* _WHAT IS NEEDED_
Update the lines from the first one through the line containing "official-site-label: Официальный сайт", inclusive, so that "interactable" becomes "clickable" and nothing else changes.

* _GIVEN RECORDS_

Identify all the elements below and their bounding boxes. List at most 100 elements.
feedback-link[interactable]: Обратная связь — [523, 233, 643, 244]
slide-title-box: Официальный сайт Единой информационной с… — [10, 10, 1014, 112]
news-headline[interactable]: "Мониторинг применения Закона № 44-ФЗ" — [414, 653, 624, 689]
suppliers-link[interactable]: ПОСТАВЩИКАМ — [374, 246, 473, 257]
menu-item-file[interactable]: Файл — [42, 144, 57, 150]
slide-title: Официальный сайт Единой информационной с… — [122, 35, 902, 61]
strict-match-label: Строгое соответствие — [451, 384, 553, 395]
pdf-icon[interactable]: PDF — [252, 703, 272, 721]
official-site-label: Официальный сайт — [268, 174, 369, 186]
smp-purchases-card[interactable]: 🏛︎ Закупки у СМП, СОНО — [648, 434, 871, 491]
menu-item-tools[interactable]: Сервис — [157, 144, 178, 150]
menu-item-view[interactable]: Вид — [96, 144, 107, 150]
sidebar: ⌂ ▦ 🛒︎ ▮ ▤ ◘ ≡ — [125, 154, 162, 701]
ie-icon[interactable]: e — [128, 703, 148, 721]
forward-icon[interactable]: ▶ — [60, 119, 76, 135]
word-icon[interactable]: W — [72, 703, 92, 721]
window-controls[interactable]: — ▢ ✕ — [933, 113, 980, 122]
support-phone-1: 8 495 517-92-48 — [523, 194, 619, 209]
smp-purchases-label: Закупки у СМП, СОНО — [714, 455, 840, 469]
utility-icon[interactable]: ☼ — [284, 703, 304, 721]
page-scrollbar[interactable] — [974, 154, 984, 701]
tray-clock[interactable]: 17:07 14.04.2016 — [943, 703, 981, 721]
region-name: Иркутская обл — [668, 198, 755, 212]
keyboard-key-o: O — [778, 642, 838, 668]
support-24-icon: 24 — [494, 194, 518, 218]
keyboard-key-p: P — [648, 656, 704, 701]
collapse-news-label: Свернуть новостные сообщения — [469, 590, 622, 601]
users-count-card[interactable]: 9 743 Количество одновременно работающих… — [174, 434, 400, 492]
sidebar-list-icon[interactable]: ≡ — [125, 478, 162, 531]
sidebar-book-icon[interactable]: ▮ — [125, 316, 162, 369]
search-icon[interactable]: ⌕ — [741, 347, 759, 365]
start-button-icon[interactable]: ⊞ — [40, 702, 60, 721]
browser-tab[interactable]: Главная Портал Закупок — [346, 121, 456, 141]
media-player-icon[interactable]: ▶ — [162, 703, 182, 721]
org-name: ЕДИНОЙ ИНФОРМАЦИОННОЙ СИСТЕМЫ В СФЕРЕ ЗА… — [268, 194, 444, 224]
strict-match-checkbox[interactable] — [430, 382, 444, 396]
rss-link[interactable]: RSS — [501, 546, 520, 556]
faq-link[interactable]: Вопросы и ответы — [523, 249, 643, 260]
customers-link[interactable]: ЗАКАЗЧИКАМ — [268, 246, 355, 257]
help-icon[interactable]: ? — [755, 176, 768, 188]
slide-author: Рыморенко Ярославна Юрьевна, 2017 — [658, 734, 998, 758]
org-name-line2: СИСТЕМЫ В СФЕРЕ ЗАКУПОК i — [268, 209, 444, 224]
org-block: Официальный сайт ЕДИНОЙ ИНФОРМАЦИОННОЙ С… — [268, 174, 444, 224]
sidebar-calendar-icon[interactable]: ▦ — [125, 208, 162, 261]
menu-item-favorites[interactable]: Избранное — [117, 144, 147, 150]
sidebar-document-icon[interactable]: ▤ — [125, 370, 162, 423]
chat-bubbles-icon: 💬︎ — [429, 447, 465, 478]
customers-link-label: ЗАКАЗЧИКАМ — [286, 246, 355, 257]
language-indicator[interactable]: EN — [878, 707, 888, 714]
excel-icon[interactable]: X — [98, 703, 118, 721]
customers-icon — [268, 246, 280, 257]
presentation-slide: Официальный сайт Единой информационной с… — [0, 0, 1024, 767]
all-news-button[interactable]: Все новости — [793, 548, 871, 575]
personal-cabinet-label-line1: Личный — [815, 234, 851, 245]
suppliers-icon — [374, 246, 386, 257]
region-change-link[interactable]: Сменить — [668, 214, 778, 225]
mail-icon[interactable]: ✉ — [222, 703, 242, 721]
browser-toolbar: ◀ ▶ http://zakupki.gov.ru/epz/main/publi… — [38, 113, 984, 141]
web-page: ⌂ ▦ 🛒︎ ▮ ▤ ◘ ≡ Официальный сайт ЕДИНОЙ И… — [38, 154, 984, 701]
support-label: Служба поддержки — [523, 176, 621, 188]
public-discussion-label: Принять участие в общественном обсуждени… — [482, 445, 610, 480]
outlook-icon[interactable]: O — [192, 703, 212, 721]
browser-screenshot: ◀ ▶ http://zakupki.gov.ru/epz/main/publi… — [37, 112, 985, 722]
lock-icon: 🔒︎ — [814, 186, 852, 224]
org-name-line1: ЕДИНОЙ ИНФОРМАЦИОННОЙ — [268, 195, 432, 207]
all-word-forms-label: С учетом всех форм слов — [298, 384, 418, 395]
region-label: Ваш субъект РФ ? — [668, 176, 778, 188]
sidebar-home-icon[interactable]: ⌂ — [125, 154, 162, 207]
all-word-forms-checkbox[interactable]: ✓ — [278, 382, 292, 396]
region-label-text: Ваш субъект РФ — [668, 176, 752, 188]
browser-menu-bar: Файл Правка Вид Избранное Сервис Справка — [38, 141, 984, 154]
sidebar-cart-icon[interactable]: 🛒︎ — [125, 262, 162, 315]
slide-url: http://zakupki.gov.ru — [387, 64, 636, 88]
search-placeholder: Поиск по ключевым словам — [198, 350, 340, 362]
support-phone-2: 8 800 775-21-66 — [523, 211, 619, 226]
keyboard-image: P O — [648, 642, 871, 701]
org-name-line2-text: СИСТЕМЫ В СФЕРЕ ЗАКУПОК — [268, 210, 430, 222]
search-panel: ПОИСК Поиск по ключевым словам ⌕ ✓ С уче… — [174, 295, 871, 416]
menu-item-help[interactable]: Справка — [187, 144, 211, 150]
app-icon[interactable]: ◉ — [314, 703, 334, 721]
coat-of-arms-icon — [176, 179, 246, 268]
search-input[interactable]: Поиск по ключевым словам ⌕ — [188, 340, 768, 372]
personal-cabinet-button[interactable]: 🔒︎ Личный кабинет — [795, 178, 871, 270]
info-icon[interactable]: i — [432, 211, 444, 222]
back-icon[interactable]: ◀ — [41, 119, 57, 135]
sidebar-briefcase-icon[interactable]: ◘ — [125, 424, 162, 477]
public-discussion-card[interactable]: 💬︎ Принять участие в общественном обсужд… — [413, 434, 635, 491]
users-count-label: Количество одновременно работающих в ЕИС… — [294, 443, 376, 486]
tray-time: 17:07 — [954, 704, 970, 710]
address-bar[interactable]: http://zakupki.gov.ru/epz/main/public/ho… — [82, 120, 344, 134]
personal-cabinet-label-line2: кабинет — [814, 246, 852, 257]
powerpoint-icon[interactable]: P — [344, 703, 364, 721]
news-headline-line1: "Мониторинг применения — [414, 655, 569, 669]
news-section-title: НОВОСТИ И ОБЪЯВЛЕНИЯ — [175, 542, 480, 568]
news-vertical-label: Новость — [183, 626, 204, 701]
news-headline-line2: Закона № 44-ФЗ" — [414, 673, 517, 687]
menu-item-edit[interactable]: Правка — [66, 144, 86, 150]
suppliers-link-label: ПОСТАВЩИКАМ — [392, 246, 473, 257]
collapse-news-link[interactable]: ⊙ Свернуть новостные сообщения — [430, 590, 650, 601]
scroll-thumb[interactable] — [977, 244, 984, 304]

* _RESPONSE TO THIS TASK_
Identify all the elements below and their bounding boxes. List at most 100 elements.
feedback-link[clickable]: Обратная связь — [523, 233, 643, 244]
slide-title-box: Официальный сайт Единой информационной с… — [10, 10, 1014, 112]
news-headline[clickable]: "Мониторинг применения Закона № 44-ФЗ" — [414, 653, 624, 689]
suppliers-link[clickable]: ПОСТАВЩИКАМ — [374, 246, 473, 257]
menu-item-file[clickable]: Файл — [42, 144, 57, 150]
slide-title: Официальный сайт Единой информационной с… — [122, 35, 902, 61]
strict-match-label: Строгое соответствие — [451, 384, 553, 395]
pdf-icon[clickable]: PDF — [252, 703, 272, 721]
official-site-label: Официальный сайт — [268, 174, 369, 186]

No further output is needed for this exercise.